Dataset rows about figures:
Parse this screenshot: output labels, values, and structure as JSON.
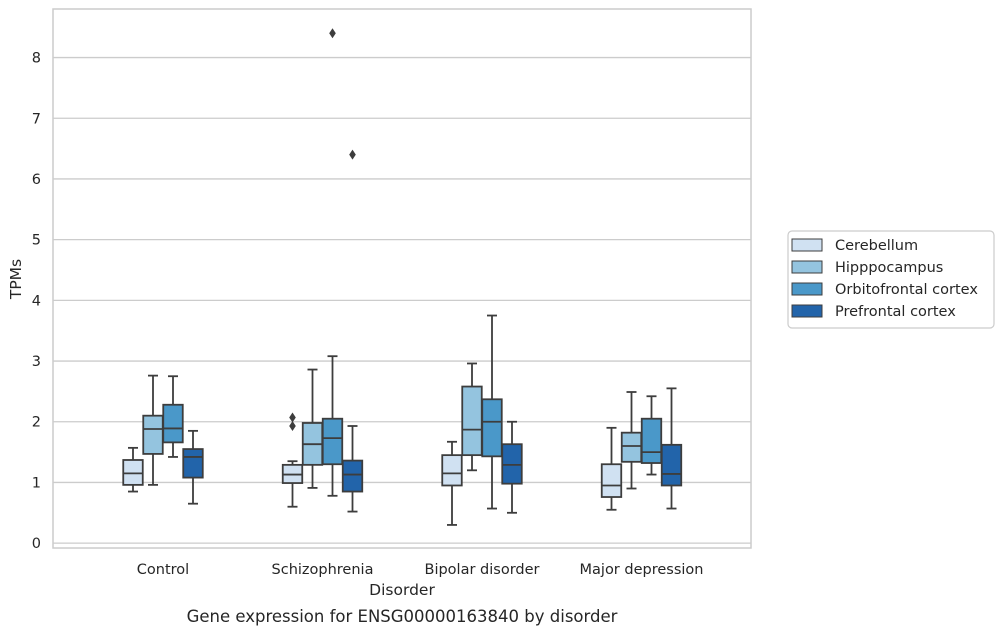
{
  "chart_data": {
    "type": "box",
    "caption": "Gene expression for ENSG00000163840 by disorder",
    "xlabel": "Disorder",
    "ylabel": "TPMs",
    "ylim": [
      -0.08,
      8.8
    ],
    "yticks": [
      0,
      1,
      2,
      3,
      4,
      5,
      6,
      7,
      8
    ],
    "grid": "horizontal",
    "legend_position": "right",
    "categories": [
      "Control",
      "Schizophrenia",
      "Bipolar disorder",
      "Major depression"
    ],
    "series": [
      {
        "name": "Cerebellum",
        "color": "#d0e1f2",
        "boxes": [
          {
            "whislo": 0.85,
            "q1": 0.96,
            "med": 1.15,
            "q3": 1.37,
            "whishi": 1.57,
            "fliers": []
          },
          {
            "whislo": 0.6,
            "q1": 0.99,
            "med": 1.13,
            "q3": 1.29,
            "whishi": 1.35,
            "fliers": [
              1.93,
              2.07
            ]
          },
          {
            "whislo": 0.3,
            "q1": 0.95,
            "med": 1.15,
            "q3": 1.45,
            "whishi": 1.67,
            "fliers": []
          },
          {
            "whislo": 0.55,
            "q1": 0.76,
            "med": 0.95,
            "q3": 1.3,
            "whishi": 1.9,
            "fliers": []
          }
        ]
      },
      {
        "name": "Hipppocampus",
        "color": "#94c4df",
        "boxes": [
          {
            "whislo": 0.96,
            "q1": 1.47,
            "med": 1.88,
            "q3": 2.1,
            "whishi": 2.76,
            "fliers": []
          },
          {
            "whislo": 0.91,
            "q1": 1.29,
            "med": 1.63,
            "q3": 1.98,
            "whishi": 2.86,
            "fliers": []
          },
          {
            "whislo": 1.2,
            "q1": 1.45,
            "med": 1.87,
            "q3": 2.58,
            "whishi": 2.96,
            "fliers": []
          },
          {
            "whislo": 0.9,
            "q1": 1.34,
            "med": 1.6,
            "q3": 1.82,
            "whishi": 2.49,
            "fliers": []
          }
        ]
      },
      {
        "name": "Orbitofrontal cortex",
        "color": "#4a98c9",
        "boxes": [
          {
            "whislo": 1.42,
            "q1": 1.66,
            "med": 1.89,
            "q3": 2.28,
            "whishi": 2.75,
            "fliers": []
          },
          {
            "whislo": 0.78,
            "q1": 1.3,
            "med": 1.73,
            "q3": 2.05,
            "whishi": 3.08,
            "fliers": [
              8.4
            ]
          },
          {
            "whislo": 0.57,
            "q1": 1.43,
            "med": 2.0,
            "q3": 2.37,
            "whishi": 3.75,
            "fliers": []
          },
          {
            "whislo": 1.13,
            "q1": 1.32,
            "med": 1.5,
            "q3": 2.05,
            "whishi": 2.42,
            "fliers": []
          }
        ]
      },
      {
        "name": "Prefrontal cortex",
        "color": "#2264aa",
        "boxes": [
          {
            "whislo": 0.65,
            "q1": 1.08,
            "med": 1.42,
            "q3": 1.55,
            "whishi": 1.85,
            "fliers": []
          },
          {
            "whislo": 0.52,
            "q1": 0.85,
            "med": 1.13,
            "q3": 1.36,
            "whishi": 1.93,
            "fliers": [
              6.4
            ]
          },
          {
            "whislo": 0.5,
            "q1": 0.98,
            "med": 1.29,
            "q3": 1.63,
            "whishi": 2.0,
            "fliers": []
          },
          {
            "whislo": 0.57,
            "q1": 0.95,
            "med": 1.14,
            "q3": 1.62,
            "whishi": 2.55,
            "fliers": []
          }
        ]
      }
    ]
  }
}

● Given problem:
Leave out the pictures and output every record above precisely as given.

● Task response:
Parse this screenshot: output labels, values, and structure as JSON.
{
  "chart_data": {
    "type": "box",
    "caption": "Gene expression for ENSG00000163840 by disorder",
    "xlabel": "Disorder",
    "ylabel": "TPMs",
    "ylim": [
      -0.08,
      8.8
    ],
    "yticks": [
      0,
      1,
      2,
      3,
      4,
      5,
      6,
      7,
      8
    ],
    "grid": "horizontal",
    "legend_position": "right",
    "categories": [
      "Control",
      "Schizophrenia",
      "Bipolar disorder",
      "Major depression"
    ],
    "series": [
      {
        "name": "Cerebellum",
        "color": "#d0e1f2",
        "boxes": [
          {
            "whislo": 0.85,
            "q1": 0.96,
            "med": 1.15,
            "q3": 1.37,
            "whishi": 1.57,
            "fliers": []
          },
          {
            "whislo": 0.6,
            "q1": 0.99,
            "med": 1.13,
            "q3": 1.29,
            "whishi": 1.35,
            "fliers": [
              1.93,
              2.07
            ]
          },
          {
            "whislo": 0.3,
            "q1": 0.95,
            "med": 1.15,
            "q3": 1.45,
            "whishi": 1.67,
            "fliers": []
          },
          {
            "whislo": 0.55,
            "q1": 0.76,
            "med": 0.95,
            "q3": 1.3,
            "whishi": 1.9,
            "fliers": []
          }
        ]
      },
      {
        "name": "Hipppocampus",
        "color": "#94c4df",
        "boxes": [
          {
            "whislo": 0.96,
            "q1": 1.47,
            "med": 1.88,
            "q3": 2.1,
            "whishi": 2.76,
            "fliers": []
          },
          {
            "whislo": 0.91,
            "q1": 1.29,
            "med": 1.63,
            "q3": 1.98,
            "whishi": 2.86,
            "fliers": []
          },
          {
            "whislo": 1.2,
            "q1": 1.45,
            "med": 1.87,
            "q3": 2.58,
            "whishi": 2.96,
            "fliers": []
          },
          {
            "whislo": 0.9,
            "q1": 1.34,
            "med": 1.6,
            "q3": 1.82,
            "whishi": 2.49,
            "fliers": []
          }
        ]
      },
      {
        "name": "Orbitofrontal cortex",
        "color": "#4a98c9",
        "boxes": [
          {
            "whislo": 1.42,
            "q1": 1.66,
            "med": 1.89,
            "q3": 2.28,
            "whishi": 2.75,
            "fliers": []
          },
          {
            "whislo": 0.78,
            "q1": 1.3,
            "med": 1.73,
            "q3": 2.05,
            "whishi": 3.08,
            "fliers": [
              8.4
            ]
          },
          {
            "whislo": 0.57,
            "q1": 1.43,
            "med": 2.0,
            "q3": 2.37,
            "whishi": 3.75,
            "fliers": []
          },
          {
            "whislo": 1.13,
            "q1": 1.32,
            "med": 1.5,
            "q3": 2.05,
            "whishi": 2.42,
            "fliers": []
          }
        ]
      },
      {
        "name": "Prefrontal cortex",
        "color": "#2264aa",
        "boxes": [
          {
            "whislo": 0.65,
            "q1": 1.08,
            "med": 1.42,
            "q3": 1.55,
            "whishi": 1.85,
            "fliers": []
          },
          {
            "whislo": 0.52,
            "q1": 0.85,
            "med": 1.13,
            "q3": 1.36,
            "whishi": 1.93,
            "fliers": [
              6.4
            ]
          },
          {
            "whislo": 0.5,
            "q1": 0.98,
            "med": 1.29,
            "q3": 1.63,
            "whishi": 2.0,
            "fliers": []
          },
          {
            "whislo": 0.57,
            "q1": 0.95,
            "med": 1.14,
            "q3": 1.62,
            "whishi": 2.55,
            "fliers": []
          }
        ]
      }
    ]
  }
}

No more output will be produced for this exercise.